## START

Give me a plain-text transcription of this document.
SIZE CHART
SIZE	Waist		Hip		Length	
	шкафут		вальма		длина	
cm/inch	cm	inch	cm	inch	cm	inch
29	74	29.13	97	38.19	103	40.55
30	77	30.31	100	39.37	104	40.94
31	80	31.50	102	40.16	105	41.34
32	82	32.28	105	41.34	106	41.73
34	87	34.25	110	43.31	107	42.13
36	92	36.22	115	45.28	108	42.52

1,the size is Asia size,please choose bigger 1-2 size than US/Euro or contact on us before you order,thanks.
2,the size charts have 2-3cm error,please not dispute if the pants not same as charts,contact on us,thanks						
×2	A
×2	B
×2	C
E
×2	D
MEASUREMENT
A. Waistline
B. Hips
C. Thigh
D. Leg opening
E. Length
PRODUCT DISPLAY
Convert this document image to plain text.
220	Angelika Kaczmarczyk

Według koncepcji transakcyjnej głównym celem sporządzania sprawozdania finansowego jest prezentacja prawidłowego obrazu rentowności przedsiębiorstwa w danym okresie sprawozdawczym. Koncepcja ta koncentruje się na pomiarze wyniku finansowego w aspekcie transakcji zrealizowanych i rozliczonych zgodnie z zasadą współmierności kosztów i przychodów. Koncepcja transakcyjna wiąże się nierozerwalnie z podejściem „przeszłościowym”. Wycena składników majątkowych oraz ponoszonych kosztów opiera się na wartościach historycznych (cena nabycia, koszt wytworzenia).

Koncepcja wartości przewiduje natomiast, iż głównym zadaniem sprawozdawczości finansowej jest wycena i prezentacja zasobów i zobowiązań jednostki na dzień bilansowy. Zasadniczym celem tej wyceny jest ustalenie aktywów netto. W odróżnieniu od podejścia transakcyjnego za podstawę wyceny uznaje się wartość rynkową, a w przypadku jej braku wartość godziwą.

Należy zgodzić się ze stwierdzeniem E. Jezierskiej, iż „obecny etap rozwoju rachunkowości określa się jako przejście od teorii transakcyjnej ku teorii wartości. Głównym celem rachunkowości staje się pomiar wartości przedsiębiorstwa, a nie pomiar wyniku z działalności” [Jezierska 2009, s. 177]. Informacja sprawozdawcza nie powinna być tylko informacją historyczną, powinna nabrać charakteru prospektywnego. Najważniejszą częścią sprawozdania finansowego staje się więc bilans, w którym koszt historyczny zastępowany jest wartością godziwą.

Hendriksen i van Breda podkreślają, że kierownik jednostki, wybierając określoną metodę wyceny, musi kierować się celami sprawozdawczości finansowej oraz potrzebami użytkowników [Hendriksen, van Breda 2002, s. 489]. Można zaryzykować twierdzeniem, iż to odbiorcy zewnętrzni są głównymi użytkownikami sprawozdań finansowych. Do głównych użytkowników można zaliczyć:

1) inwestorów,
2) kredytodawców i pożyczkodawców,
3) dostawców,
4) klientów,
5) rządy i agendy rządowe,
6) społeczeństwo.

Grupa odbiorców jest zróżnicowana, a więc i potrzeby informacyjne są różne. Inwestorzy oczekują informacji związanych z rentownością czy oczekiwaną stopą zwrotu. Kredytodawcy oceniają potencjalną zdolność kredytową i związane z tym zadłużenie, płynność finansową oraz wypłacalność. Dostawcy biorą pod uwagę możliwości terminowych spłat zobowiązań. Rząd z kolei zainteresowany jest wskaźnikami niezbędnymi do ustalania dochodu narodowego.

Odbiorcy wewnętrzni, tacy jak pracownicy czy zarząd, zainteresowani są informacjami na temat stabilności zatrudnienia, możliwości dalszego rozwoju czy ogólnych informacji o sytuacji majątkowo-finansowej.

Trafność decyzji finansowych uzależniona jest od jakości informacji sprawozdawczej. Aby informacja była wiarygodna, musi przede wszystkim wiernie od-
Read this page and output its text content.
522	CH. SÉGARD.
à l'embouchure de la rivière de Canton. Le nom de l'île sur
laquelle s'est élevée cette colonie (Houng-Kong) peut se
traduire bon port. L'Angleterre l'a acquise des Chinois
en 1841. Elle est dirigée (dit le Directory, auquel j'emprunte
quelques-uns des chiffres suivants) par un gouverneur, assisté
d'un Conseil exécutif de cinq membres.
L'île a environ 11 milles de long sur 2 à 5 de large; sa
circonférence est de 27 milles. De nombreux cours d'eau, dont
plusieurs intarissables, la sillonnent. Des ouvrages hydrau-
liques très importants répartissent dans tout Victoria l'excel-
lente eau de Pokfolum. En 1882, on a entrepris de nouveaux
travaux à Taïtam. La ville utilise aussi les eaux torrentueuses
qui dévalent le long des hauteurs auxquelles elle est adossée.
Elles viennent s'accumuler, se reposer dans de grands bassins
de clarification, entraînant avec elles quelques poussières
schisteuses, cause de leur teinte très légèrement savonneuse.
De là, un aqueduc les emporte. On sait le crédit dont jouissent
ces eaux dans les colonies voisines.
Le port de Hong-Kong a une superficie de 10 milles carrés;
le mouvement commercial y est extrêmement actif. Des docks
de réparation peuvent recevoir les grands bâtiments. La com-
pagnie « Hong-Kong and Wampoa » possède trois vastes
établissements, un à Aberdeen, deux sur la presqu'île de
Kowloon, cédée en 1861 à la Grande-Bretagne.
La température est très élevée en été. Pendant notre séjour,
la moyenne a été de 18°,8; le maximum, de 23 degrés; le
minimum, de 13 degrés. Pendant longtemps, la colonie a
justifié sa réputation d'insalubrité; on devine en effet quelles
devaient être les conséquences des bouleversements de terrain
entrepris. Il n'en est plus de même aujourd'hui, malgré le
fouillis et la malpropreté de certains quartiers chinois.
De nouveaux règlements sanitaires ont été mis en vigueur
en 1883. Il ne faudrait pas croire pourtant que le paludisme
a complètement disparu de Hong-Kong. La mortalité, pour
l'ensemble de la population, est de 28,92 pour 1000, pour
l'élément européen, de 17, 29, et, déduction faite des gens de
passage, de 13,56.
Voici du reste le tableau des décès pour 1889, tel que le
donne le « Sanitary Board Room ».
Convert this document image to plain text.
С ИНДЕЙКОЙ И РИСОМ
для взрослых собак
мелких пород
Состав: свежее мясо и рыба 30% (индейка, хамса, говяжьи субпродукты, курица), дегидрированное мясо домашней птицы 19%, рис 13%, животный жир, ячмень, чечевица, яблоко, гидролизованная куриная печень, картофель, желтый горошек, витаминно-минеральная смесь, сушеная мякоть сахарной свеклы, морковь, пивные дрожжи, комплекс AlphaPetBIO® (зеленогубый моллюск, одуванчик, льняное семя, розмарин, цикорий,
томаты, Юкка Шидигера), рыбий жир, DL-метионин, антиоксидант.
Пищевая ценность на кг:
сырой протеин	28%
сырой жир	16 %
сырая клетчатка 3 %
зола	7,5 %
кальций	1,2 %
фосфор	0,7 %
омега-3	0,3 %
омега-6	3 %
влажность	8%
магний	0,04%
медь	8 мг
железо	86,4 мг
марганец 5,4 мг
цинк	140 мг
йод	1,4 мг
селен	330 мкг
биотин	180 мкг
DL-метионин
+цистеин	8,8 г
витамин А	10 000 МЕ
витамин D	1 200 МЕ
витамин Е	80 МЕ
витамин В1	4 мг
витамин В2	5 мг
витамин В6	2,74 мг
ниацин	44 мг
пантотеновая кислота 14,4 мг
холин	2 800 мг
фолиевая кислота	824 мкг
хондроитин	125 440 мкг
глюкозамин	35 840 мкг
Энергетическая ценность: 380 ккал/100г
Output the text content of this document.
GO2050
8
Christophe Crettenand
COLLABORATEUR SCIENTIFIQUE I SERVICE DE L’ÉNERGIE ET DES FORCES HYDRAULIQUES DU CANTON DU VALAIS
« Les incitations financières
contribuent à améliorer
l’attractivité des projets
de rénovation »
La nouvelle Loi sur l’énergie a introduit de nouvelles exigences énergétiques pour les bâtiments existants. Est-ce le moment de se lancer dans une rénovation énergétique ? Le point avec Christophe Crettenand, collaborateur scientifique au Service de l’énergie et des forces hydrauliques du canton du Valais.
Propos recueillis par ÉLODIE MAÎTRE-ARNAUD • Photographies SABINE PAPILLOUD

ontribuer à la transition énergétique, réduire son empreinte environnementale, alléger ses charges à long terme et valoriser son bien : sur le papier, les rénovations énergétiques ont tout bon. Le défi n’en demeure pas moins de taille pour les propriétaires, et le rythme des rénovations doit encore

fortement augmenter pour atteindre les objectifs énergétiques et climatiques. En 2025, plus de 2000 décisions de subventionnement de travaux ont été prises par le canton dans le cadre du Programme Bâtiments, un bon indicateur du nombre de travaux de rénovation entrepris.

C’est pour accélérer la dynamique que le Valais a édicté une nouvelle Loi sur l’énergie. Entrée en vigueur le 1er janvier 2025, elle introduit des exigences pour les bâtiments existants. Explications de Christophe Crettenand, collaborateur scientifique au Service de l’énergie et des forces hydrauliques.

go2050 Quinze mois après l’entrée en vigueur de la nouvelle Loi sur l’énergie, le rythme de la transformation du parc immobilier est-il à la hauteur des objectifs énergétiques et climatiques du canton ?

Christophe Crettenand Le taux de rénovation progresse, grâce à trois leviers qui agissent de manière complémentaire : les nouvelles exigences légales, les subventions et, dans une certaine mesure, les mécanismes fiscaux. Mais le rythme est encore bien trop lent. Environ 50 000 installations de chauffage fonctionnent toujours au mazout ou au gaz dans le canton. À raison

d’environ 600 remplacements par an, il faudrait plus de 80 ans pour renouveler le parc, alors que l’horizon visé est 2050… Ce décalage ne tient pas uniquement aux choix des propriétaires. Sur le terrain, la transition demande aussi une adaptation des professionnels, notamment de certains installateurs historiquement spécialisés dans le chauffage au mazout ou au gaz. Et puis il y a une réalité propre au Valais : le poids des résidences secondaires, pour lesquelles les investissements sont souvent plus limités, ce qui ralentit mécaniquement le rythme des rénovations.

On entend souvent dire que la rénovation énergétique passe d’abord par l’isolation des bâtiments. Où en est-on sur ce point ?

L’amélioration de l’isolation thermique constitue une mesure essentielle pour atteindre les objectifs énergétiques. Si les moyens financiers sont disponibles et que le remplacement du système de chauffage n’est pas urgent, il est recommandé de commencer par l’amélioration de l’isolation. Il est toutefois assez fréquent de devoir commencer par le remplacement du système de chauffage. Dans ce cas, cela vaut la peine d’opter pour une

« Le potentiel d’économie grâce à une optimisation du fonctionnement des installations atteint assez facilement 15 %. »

## END

> _PROBLEM REQUIREMENTS_
Check every line of the data above for the string "avec", and copy those that have it.

> _RESULT_
de clarification, entraînant avec elles quelques poussières
La nouvelle Loi sur l’énergie a introduit de nouvelles exigences énergétiques pour les bâtiments existants. Est-ce le moment de se lancer dans une rénovation énergétique ? Le point avec Christophe Crettenand, collaborateur scientifique au Service de l’énergie et des forces hydrauliques du canton du Valais.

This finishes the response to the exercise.